Copy each line that contains the word "жалобы".

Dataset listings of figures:
╔══

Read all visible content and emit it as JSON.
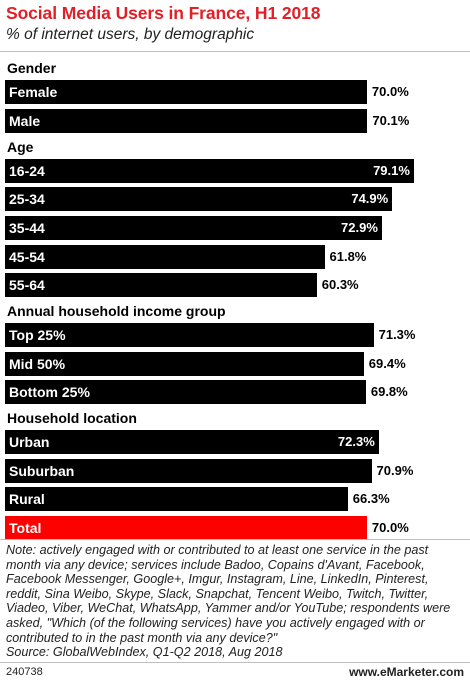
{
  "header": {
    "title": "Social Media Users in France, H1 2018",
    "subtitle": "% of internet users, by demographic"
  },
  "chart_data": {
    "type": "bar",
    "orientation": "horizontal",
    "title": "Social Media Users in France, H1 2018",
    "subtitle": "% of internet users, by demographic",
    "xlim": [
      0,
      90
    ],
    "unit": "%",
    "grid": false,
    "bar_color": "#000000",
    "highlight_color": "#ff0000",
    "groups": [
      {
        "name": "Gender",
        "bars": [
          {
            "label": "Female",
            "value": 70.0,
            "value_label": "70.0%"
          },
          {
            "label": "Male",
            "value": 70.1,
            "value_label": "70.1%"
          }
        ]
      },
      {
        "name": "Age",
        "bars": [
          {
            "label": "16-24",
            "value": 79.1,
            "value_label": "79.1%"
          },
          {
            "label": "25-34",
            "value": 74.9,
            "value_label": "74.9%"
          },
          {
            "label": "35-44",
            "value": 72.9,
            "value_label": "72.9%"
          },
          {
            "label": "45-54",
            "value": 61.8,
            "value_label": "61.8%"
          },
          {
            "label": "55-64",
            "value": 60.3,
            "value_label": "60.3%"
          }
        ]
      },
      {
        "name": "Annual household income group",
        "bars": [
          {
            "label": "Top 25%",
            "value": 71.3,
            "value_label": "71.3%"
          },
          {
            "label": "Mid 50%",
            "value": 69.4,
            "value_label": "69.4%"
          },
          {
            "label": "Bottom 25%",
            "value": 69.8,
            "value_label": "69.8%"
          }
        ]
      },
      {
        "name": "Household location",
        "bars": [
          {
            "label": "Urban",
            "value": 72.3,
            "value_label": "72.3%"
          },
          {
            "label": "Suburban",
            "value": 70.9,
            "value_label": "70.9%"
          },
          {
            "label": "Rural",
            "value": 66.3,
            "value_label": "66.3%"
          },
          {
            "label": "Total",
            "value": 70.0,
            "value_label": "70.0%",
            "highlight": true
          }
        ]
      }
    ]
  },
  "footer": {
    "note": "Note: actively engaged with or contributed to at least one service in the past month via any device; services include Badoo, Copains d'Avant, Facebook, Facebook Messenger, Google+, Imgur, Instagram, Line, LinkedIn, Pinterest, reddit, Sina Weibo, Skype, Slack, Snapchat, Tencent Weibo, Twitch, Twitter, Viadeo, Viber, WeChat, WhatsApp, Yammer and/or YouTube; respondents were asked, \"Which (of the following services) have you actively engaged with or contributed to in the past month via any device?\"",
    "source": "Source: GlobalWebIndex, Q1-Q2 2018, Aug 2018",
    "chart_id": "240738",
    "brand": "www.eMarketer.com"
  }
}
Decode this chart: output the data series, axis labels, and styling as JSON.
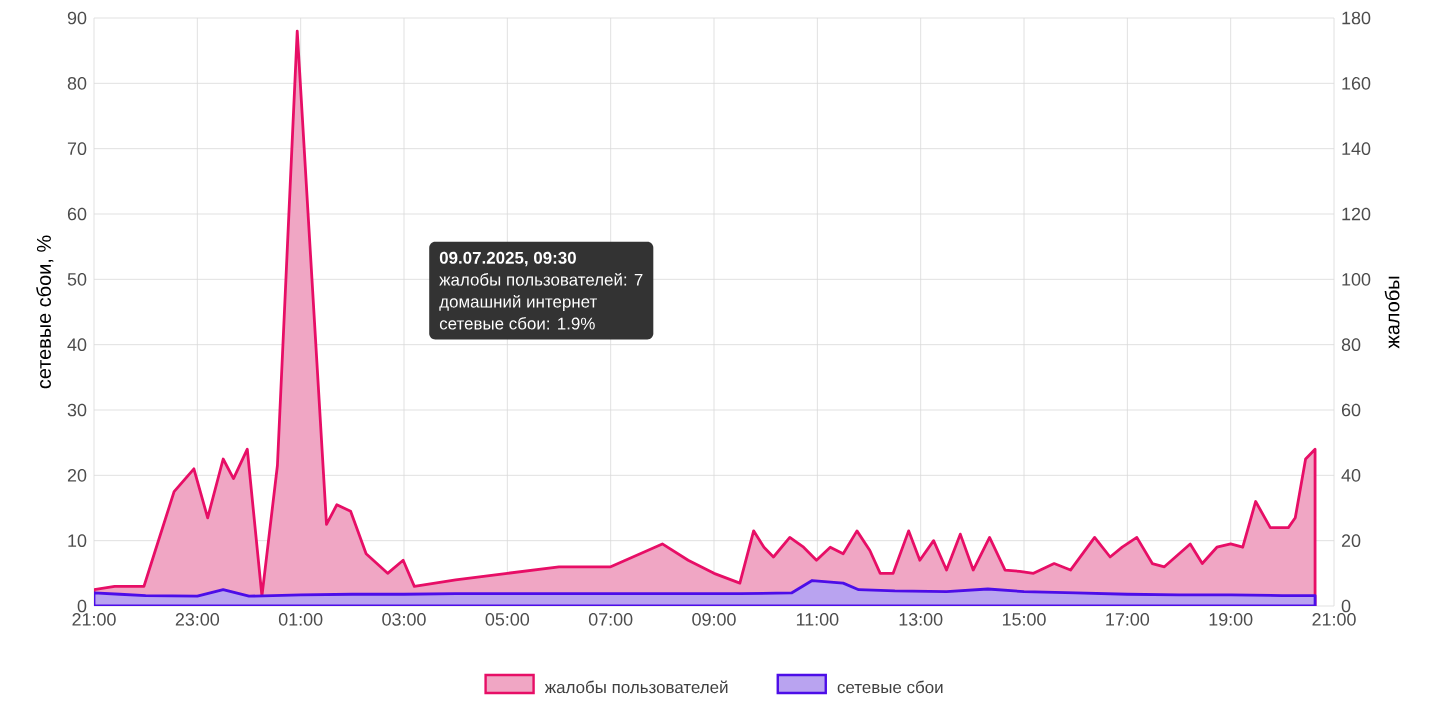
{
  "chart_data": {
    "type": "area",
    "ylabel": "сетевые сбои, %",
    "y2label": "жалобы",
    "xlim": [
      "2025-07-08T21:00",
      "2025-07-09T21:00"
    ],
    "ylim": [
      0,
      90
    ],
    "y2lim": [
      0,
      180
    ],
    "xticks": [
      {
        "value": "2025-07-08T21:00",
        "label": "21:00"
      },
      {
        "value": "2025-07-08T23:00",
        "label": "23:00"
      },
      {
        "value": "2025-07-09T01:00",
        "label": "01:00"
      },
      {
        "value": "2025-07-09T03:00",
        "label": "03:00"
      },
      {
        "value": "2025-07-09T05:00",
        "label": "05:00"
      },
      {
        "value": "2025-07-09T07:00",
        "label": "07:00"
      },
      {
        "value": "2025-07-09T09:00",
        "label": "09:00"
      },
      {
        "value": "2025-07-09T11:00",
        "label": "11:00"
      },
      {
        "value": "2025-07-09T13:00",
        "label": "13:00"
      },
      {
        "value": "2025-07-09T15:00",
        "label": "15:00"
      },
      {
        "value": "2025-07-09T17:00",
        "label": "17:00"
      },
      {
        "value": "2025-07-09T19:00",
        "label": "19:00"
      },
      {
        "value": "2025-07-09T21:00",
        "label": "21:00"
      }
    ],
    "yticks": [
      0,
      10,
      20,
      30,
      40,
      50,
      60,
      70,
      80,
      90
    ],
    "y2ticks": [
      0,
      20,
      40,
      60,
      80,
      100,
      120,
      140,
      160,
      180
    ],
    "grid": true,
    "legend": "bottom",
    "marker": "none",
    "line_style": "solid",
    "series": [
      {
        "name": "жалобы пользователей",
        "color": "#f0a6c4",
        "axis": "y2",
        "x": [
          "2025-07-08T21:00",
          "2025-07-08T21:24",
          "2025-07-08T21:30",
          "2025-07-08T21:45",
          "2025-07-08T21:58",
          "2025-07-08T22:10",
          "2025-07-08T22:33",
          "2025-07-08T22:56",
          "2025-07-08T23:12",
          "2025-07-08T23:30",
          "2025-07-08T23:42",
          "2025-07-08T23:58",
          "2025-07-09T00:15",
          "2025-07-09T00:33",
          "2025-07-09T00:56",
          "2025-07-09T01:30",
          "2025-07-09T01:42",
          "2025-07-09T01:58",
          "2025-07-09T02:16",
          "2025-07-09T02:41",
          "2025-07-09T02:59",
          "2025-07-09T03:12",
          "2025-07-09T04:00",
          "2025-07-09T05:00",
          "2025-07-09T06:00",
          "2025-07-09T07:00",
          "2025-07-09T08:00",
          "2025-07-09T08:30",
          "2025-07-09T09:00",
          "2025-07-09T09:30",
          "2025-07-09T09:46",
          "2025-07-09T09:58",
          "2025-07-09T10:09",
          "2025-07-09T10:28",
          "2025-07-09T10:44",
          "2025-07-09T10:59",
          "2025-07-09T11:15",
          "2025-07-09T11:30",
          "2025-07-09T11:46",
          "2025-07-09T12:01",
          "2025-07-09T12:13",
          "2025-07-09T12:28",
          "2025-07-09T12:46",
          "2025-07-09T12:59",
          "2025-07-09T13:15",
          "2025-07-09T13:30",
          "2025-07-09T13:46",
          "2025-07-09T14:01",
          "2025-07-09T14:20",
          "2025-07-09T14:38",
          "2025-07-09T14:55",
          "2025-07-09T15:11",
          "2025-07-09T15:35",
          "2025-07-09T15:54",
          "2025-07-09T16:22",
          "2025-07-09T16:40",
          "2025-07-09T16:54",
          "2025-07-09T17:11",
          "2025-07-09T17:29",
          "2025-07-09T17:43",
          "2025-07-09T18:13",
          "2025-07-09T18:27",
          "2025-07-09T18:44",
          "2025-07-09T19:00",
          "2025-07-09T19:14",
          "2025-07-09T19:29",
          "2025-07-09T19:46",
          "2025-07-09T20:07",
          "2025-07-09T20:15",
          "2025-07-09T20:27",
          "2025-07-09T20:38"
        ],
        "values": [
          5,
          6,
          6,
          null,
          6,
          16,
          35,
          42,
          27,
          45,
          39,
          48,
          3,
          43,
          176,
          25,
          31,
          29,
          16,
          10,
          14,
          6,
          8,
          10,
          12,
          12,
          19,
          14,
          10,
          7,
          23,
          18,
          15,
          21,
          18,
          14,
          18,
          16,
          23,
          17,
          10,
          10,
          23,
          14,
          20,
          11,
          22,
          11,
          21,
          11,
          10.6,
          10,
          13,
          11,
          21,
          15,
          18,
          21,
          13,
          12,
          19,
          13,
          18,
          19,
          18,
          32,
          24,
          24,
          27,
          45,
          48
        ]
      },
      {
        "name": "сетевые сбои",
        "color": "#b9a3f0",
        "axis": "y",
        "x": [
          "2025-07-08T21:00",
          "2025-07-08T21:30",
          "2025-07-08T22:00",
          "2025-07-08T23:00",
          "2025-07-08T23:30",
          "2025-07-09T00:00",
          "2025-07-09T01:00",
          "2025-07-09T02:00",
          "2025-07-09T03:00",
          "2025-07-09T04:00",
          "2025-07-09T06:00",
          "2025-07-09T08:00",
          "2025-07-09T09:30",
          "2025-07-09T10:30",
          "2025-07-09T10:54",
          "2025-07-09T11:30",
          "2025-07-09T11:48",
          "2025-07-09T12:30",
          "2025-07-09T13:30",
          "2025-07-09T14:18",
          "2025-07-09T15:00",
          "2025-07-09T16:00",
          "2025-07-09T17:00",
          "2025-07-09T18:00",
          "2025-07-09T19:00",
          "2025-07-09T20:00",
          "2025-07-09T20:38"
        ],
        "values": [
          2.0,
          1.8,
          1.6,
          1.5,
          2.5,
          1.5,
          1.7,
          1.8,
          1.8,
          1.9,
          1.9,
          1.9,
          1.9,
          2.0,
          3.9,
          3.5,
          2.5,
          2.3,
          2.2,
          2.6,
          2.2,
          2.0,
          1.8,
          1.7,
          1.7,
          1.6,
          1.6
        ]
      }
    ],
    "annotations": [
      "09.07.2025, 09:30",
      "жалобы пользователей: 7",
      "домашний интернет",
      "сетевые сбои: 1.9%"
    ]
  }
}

╚══

### OUTPUT BELOW
    "y2label": "жалобы",
        "name": "жалобы пользователей",
      "жалобы пользователей: 7",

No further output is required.